- [Exercise directions]
Go through the lines below. Copy those with "name".

- [Given data]
--
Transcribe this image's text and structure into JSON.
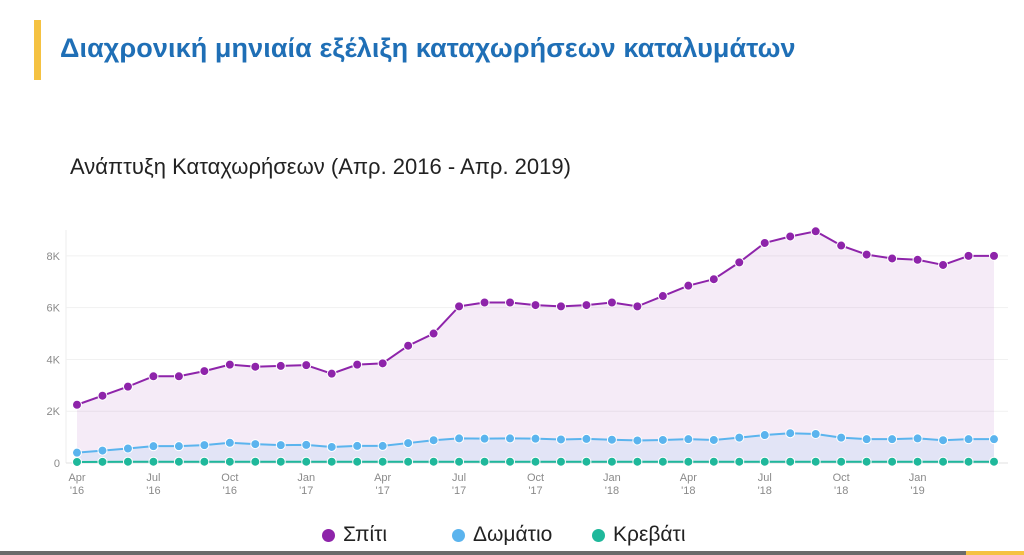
{
  "header": {
    "title": "Διαχρονική μηνιαία εξέλιξη καταχωρήσεων καταλυμάτων",
    "accent_color": "#f5c242",
    "title_color": "#1f6fb6"
  },
  "chart_data": {
    "type": "line",
    "title": "Ανάπτυξη Καταχωρήσεων (Απρ. 2016 - Απρ. 2019)",
    "xlabel": "",
    "ylabel": "",
    "ylim": [
      0,
      9000
    ],
    "y_ticks": [
      {
        "value": 0,
        "label": "0"
      },
      {
        "value": 2000,
        "label": "2K"
      },
      {
        "value": 4000,
        "label": "4K"
      },
      {
        "value": 6000,
        "label": "6K"
      },
      {
        "value": 8000,
        "label": "8K"
      }
    ],
    "x": [
      "2016-04",
      "2016-05",
      "2016-06",
      "2016-07",
      "2016-08",
      "2016-09",
      "2016-10",
      "2016-11",
      "2016-12",
      "2017-01",
      "2017-02",
      "2017-03",
      "2017-04",
      "2017-05",
      "2017-06",
      "2017-07",
      "2017-08",
      "2017-09",
      "2017-10",
      "2017-11",
      "2017-12",
      "2018-01",
      "2018-02",
      "2018-03",
      "2018-04",
      "2018-05",
      "2018-06",
      "2018-07",
      "2018-08",
      "2018-09",
      "2018-10",
      "2018-11",
      "2018-12",
      "2019-01",
      "2019-02",
      "2019-03",
      "2019-04"
    ],
    "x_ticks": [
      {
        "x": "2016-04",
        "label": [
          "Apr",
          "'16"
        ]
      },
      {
        "x": "2016-07",
        "label": [
          "Jul",
          "'16"
        ]
      },
      {
        "x": "2016-10",
        "label": [
          "Oct",
          "'16"
        ]
      },
      {
        "x": "2017-01",
        "label": [
          "Jan",
          "'17"
        ]
      },
      {
        "x": "2017-04",
        "label": [
          "Apr",
          "'17"
        ]
      },
      {
        "x": "2017-07",
        "label": [
          "Jul",
          "'17"
        ]
      },
      {
        "x": "2017-10",
        "label": [
          "Oct",
          "'17"
        ]
      },
      {
        "x": "2018-01",
        "label": [
          "Jan",
          "'18"
        ]
      },
      {
        "x": "2018-04",
        "label": [
          "Apr",
          "'18"
        ]
      },
      {
        "x": "2018-07",
        "label": [
          "Jul",
          "'18"
        ]
      },
      {
        "x": "2018-10",
        "label": [
          "Oct",
          "'18"
        ]
      },
      {
        "x": "2019-01",
        "label": [
          "Jan",
          "'19"
        ]
      }
    ],
    "grid": true,
    "legend_position": "bottom",
    "series": [
      {
        "name": "Σπίτι",
        "color": "#8e24aa",
        "fill": true,
        "values": [
          2250,
          2600,
          2950,
          3350,
          3350,
          3550,
          3800,
          3720,
          3750,
          3780,
          3450,
          3800,
          3850,
          4530,
          5000,
          6050,
          6200,
          6200,
          6100,
          6050,
          6100,
          6200,
          6050,
          6450,
          6850,
          7100,
          7750,
          8500,
          8750,
          8950,
          8400,
          8050,
          7900,
          7850,
          7650,
          8000,
          8000
        ]
      },
      {
        "name": "Δωμάτιο",
        "color": "#5bb4ee",
        "fill": true,
        "values": [
          400,
          480,
          560,
          650,
          650,
          690,
          780,
          730,
          690,
          700,
          620,
          660,
          660,
          770,
          880,
          950,
          940,
          950,
          940,
          910,
          930,
          900,
          870,
          890,
          920,
          890,
          980,
          1080,
          1150,
          1120,
          980,
          920,
          920,
          950,
          880,
          920,
          920
        ]
      },
      {
        "name": "Κρεβάτι",
        "color": "#1fb89b",
        "fill": false,
        "values": [
          40,
          45,
          50,
          50,
          50,
          50,
          50,
          50,
          50,
          50,
          50,
          50,
          50,
          50,
          50,
          50,
          50,
          50,
          50,
          50,
          50,
          50,
          50,
          50,
          50,
          50,
          50,
          50,
          50,
          50,
          50,
          50,
          50,
          50,
          50,
          50,
          50
        ]
      }
    ]
  }
}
--
- [Result of the task]
        "name": "Σπίτι",
        "name": "Δωμάτιο",
        "name": "Κρεβάτι",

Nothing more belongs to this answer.